> _Brief_:
All entries below need to be written out exactly, but without their pictures.

> _Stored data_:

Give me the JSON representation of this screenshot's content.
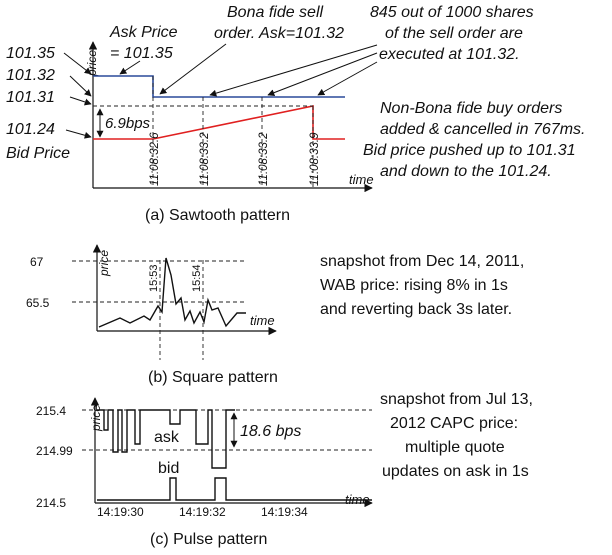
{
  "panel_a": {
    "caption": "(a) Sawtooth pattern",
    "axis_y": "price",
    "axis_x": "time",
    "labels": {
      "p1": "101.35",
      "p2": "101.32",
      "p3": "101.31",
      "p4": "101.24",
      "bid": "Bid Price",
      "ask1": "Ask Price",
      "ask2": "= 101.35",
      "bps": "6.9bps"
    },
    "notes": {
      "bona1": "Bona fide sell",
      "bona2": "order. Ask=101.32",
      "exec1": "845 out of 1000 shares",
      "exec2": "of the sell order are",
      "exec3": "executed at 101.32.",
      "non1": "Non-Bona fide buy orders",
      "non2": "added & cancelled in 767ms.",
      "non3": "Bid price pushed up to 101.31",
      "non4": "and down to the 101.24."
    },
    "times": [
      "11:08:32.6",
      "11:08:33.2",
      "11:08:33.2",
      "11:08:33.9"
    ],
    "colors": {
      "ask": "#2a4a9a",
      "bid": "#e02020"
    }
  },
  "panel_b": {
    "caption": "(b) Square pattern",
    "axis_y": "price",
    "axis_x": "time",
    "y_top": "67",
    "y_mid": "65.5",
    "times": [
      "15:53",
      "15:54"
    ],
    "notes": {
      "n1": "snapshot from Dec 14, 2011,",
      "n2": "WAB price: rising 8% in 1s",
      "n3": "and reverting back 3s later."
    }
  },
  "panel_c": {
    "caption": "(c) Pulse pattern",
    "axis_y": "price",
    "axis_x": "time",
    "y_top": "215.4",
    "y_mid": "214.99",
    "y_low": "214.5",
    "ask": "ask",
    "bid": "bid",
    "bps": "18.6 bps",
    "times": [
      "14:19:30",
      "14:19:32",
      "14:19:34"
    ],
    "notes": {
      "n1": "snapshot from Jul 13,",
      "n2": "2012 CAPC price:",
      "n3": "multiple quote",
      "n4": "updates on ask in 1s"
    }
  }
}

> _Exercise answer_:
Give me the JSON representation of this screenshot's content.
{
  "panel_a": {
    "caption": "(a) Sawtooth pattern",
    "axis_y": "price",
    "axis_x": "time",
    "labels": {
      "p1": "101.35",
      "p2": "101.32",
      "p3": "101.31",
      "p4": "101.24",
      "bid": "Bid Price",
      "ask1": "Ask Price",
      "ask2": "= 101.35",
      "bps": "6.9bps"
    },
    "notes": {
      "bona1": "Bona fide sell",
      "bona2": "order. Ask=101.32",
      "exec1": "845 out of 1000 shares",
      "exec2": "of the sell order are",
      "exec3": "executed at 101.32.",
      "non1": "Non-Bona fide buy orders",
      "non2": "added & cancelled in 767ms.",
      "non3": "Bid price pushed up to 101.31",
      "non4": "and down to the 101.24."
    },
    "times": [
      "11:08:32.6",
      "11:08:33.2",
      "11:08:33.2",
      "11:08:33.9"
    ],
    "colors": {
      "ask": "#2a4a9a",
      "bid": "#e02020"
    }
  },
  "panel_b": {
    "caption": "(b) Square pattern",
    "axis_y": "price",
    "axis_x": "time",
    "y_top": "67",
    "y_mid": "65.5",
    "times": [
      "15:53",
      "15:54"
    ],
    "notes": {
      "n1": "snapshot from Dec 14, 2011,",
      "n2": "WAB price: rising 8% in 1s",
      "n3": "and reverting back 3s later."
    }
  },
  "panel_c": {
    "caption": "(c) Pulse pattern",
    "axis_y": "price",
    "axis_x": "time",
    "y_top": "215.4",
    "y_mid": "214.99",
    "y_low": "214.5",
    "ask": "ask",
    "bid": "bid",
    "bps": "18.6 bps",
    "times": [
      "14:19:30",
      "14:19:32",
      "14:19:34"
    ],
    "notes": {
      "n1": "snapshot from Jul 13,",
      "n2": "2012 CAPC price:",
      "n3": "multiple quote",
      "n4": "updates on ask in 1s"
    }
  }
}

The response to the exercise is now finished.